→ Direction: Quote each of the rows below verbatim, leaving out the pictures.

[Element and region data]
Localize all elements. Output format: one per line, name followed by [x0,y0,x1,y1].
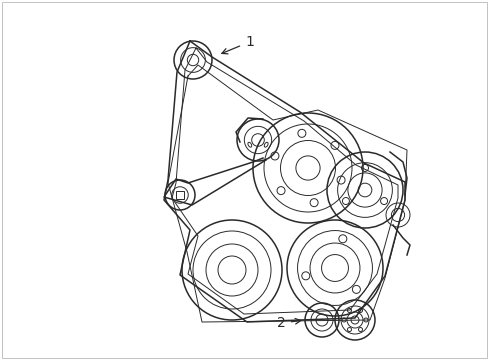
Bar [176,191,183,199]
Text: 1: 1 [222,35,253,54]
Text: 2: 2 [276,316,300,330]
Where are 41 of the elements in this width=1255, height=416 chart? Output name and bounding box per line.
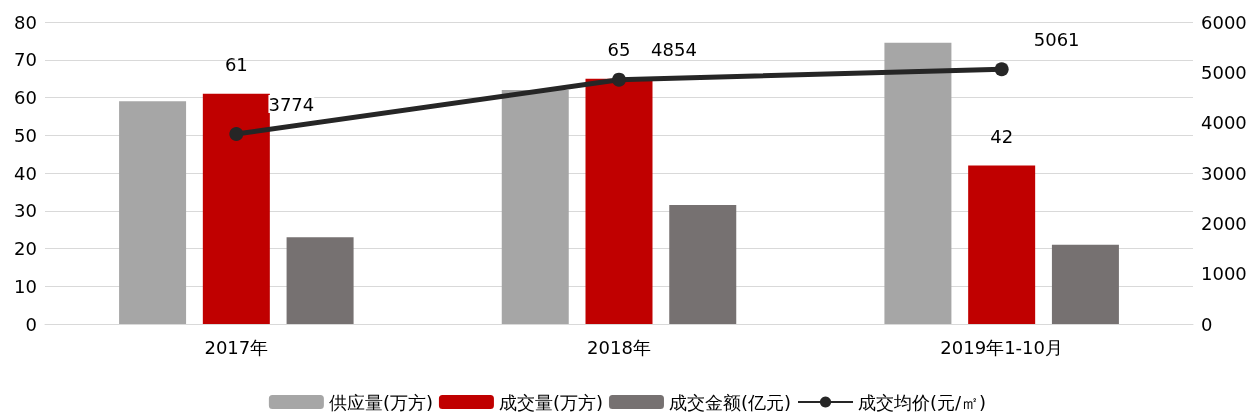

→ Output for this task:
Localize all elements. Output format: one per line, name followed by [x0,y0,x1,y1].
Bar [176,191,183,199]
Text: 1: 1 [222,35,253,54]
Text: 2: 2 [276,316,300,330]
Where are 41 of the elements in this width=1255, height=416 chart? Output name and bounding box per line.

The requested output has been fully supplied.